In a credit bubble, the smart economist makes the highest goal a true reckoning with phony debt. The common man now has a chance to play the smart economist.

Let the house go back to the lenders. The bank will throw the mortgage in the garbage. Reality will return. Prices will fall – perhaps dramatically. Systemic mortgage debt in the United States will be reduced.

Default is now a patriotic duty. It is a courageous intelligent act. Take the right steps so we can beat the Chinese. We need the jobs. We need to get back to work. We don’t need the phony debt issued to buy a bubble.

The government has screwed up management of the financial crisis by granting debt assets special status. What the owners of debt assets deserve are losses. It’s time for the people to fix the financial crisis.

There Are 11 Responses So Far. »

  1. […] […]

  2. Brilliant.Without a mechanism for buyers to purchase the inventory as a direct result of requiring a population to make a debt ratio when none was necessary for the previous 10year boom, you are never going foster enough buyers to absorb the inventory that will be necessary to get this market to straighten out.It take balls on your part to suggest its Patriotic.But it will take something of that magnitude to get our government to realize that they are doing exactly the wrong thing at the wrong time. They are making things worse.Your course of action is extreme but it puts the people back in control over their elected representatives. Viva la revolution

  3. I think they are making things worse. To say there is no remedy is ridiculous. Thanks for your comment. mdw

  4. most people in this Country cannot absorb the hit to their single most valuable asset , their house. Anyone who bought in the last 10 years has seen that asset decline to a price/value equal to that of 10 years ago or more in most markets. whether you were mortaged up or you had equity, that value is gone. It is my opinion and always has been that what supports market value is liquidity to the sector via readily available mortgage financing. With job losses and 50% of previous buyers having utilized some form of alternative documentation to aquire a mortgage in the last 10 years,there are now not enough people to qualify at todays rates and todays values ( affordability index i believe its called). There is not enough qualafied buyers,talk to realtors they will tell you there are people who want to buy a home but they can’t get a mortgage.13% of the mortgages in this country are delinnquent 30 days or more including foreclosres. Some of your most notoriouis subprimelenders of late blew up when their deiliquecies readched 15%.The market place needs liquidity and without it homes will be Worth alot less in the future.How long do you think it will take for good people to stop paying on a home they don’t want , can’t afford and is loosing value everyyear because there is no liquidity for a new buyer to come in and take over their home via a legitmate sale.Its happening while we speak, What solution do you see.I don’t like whats happening but clearly it will happen absent a push on the part of the GSE’s to make mortage finacing availble and easier to qualify for.without liquidity values are in the dwindleing spiral.Rest assured people will walk in mass. It would be a Polyanna mentaliity to think that people will do the “right thing”.from what i see people are in real bad shape and are in survival mode . They will do what they need to to survive and if that means putting the property back to the bank i believe that is coming, whether you or I respect them for it or not.

Document structure recognition data
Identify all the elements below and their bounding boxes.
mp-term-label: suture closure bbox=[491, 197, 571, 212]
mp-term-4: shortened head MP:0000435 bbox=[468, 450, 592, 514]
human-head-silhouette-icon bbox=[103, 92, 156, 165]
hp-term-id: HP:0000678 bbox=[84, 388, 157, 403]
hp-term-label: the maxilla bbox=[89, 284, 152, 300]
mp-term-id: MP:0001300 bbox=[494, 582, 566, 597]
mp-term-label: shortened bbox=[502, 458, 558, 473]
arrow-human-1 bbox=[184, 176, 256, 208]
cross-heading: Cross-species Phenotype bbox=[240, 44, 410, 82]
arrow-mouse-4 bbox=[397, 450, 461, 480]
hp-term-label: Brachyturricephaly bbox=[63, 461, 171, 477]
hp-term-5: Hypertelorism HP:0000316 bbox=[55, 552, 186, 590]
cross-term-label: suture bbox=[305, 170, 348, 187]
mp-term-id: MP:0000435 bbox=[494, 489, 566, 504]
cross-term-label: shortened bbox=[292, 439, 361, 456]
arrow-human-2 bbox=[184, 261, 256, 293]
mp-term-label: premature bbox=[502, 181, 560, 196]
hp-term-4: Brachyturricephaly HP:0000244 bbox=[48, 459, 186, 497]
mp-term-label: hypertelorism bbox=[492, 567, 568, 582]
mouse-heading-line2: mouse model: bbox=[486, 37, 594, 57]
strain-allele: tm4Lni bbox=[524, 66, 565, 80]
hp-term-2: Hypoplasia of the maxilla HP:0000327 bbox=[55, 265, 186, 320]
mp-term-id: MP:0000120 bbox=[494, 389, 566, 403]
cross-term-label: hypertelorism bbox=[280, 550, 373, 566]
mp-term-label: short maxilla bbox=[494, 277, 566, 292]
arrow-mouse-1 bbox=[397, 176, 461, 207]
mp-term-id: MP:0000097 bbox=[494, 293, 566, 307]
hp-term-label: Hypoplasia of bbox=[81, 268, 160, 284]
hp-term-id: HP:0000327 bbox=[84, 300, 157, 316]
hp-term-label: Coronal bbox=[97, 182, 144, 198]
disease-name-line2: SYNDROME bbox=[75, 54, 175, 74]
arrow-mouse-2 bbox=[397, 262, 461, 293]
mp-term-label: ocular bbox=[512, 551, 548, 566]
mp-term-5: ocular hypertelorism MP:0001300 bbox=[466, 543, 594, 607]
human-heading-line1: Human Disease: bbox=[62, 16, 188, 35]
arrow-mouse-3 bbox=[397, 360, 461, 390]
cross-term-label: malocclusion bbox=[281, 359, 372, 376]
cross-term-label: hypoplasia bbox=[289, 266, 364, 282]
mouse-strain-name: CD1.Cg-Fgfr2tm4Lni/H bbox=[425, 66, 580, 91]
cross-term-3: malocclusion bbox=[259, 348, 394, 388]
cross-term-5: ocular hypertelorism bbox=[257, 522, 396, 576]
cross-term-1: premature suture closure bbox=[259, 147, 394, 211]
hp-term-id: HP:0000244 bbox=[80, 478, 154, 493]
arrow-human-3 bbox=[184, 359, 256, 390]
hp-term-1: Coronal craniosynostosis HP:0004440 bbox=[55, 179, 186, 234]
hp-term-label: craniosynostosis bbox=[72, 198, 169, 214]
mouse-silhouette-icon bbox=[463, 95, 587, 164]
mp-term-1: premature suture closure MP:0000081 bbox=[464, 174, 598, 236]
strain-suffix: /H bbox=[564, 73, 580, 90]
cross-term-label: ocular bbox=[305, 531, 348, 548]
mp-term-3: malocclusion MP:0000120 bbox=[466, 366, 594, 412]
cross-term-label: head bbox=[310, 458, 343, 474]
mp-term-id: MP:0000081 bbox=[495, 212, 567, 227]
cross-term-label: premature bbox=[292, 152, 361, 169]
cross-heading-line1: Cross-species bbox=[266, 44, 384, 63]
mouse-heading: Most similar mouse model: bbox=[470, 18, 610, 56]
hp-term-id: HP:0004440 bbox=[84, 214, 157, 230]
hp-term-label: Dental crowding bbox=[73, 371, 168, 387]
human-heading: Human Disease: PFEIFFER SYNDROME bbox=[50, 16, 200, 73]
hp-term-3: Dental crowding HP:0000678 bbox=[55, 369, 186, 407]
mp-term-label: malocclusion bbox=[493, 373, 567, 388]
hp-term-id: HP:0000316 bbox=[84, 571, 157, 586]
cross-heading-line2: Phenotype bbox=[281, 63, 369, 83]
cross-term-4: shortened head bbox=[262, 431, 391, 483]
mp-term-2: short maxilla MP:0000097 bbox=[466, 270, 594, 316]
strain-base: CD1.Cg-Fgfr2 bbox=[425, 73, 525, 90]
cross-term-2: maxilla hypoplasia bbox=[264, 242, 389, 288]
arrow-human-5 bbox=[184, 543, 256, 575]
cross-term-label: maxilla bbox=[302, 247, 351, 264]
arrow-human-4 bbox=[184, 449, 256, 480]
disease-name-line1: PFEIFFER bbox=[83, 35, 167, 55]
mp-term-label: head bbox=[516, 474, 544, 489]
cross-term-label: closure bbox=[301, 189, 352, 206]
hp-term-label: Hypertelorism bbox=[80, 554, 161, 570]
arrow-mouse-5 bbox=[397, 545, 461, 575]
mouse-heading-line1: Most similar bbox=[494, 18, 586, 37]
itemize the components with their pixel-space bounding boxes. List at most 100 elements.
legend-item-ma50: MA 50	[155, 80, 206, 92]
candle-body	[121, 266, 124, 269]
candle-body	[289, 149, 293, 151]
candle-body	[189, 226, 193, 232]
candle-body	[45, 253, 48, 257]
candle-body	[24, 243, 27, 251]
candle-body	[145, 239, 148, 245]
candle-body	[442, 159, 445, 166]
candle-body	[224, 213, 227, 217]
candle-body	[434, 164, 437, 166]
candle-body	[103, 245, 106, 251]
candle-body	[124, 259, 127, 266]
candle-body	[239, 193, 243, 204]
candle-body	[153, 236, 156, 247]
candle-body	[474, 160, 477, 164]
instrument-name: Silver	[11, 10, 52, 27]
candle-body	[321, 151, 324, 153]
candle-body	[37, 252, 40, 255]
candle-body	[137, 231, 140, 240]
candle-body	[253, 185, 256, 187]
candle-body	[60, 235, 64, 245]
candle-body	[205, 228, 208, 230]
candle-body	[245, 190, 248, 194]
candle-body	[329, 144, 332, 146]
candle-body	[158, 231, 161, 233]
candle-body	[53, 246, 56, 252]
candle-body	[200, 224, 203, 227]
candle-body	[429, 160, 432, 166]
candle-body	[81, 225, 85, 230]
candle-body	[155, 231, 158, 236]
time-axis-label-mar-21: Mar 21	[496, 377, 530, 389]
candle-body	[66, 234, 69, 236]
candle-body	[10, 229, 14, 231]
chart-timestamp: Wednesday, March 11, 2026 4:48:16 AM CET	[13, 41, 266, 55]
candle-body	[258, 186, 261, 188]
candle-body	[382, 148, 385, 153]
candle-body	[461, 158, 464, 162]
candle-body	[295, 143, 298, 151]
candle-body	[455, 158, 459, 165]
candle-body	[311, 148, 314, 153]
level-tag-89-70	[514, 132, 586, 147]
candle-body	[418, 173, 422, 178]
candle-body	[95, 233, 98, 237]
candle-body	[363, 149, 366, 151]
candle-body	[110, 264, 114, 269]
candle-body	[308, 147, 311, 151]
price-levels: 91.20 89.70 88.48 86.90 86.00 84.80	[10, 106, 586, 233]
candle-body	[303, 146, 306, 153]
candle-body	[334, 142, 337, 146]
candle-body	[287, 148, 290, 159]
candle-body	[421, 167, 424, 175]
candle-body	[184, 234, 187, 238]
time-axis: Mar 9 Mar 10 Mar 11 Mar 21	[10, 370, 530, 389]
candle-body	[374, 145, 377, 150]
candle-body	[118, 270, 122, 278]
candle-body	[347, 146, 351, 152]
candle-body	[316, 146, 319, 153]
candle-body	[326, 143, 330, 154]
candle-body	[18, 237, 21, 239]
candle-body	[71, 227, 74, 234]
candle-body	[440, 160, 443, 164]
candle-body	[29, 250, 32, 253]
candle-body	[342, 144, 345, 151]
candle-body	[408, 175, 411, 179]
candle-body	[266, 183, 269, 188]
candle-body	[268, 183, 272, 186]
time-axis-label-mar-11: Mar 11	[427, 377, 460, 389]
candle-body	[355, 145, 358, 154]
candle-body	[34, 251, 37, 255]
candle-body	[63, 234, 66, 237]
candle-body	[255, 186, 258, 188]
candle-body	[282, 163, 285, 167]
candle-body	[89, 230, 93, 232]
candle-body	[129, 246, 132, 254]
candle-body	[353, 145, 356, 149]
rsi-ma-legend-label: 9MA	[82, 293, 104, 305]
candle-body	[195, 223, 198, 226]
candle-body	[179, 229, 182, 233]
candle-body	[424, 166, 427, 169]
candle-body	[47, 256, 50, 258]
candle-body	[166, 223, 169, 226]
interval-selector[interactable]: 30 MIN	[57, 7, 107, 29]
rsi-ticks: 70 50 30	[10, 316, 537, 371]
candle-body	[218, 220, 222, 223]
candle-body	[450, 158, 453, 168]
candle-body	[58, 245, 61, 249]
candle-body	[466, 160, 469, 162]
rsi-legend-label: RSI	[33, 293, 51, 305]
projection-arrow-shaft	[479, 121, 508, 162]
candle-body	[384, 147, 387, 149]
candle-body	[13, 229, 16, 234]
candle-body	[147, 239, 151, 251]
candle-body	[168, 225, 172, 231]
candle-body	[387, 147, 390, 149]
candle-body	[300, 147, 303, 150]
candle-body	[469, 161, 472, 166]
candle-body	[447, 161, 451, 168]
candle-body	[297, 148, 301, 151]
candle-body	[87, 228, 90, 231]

▶ _Your task_
Summarize the text on mortgage default in two sentences. The records are separate from the text and have no connection to it.

▶ _Answer to the problem_
The post urges people to let their houses go back to the lenders, calling default a patriotic duty that would let prices fall and reduce systemic mortgage debt in the United States, and it faults the government for giving debt assets special status when their owners deserve losses. Two responses say the government is making things worse, and another argues that without readily available mortgage financing there are not enough qualified buyers, so people will walk away from their homes en masse.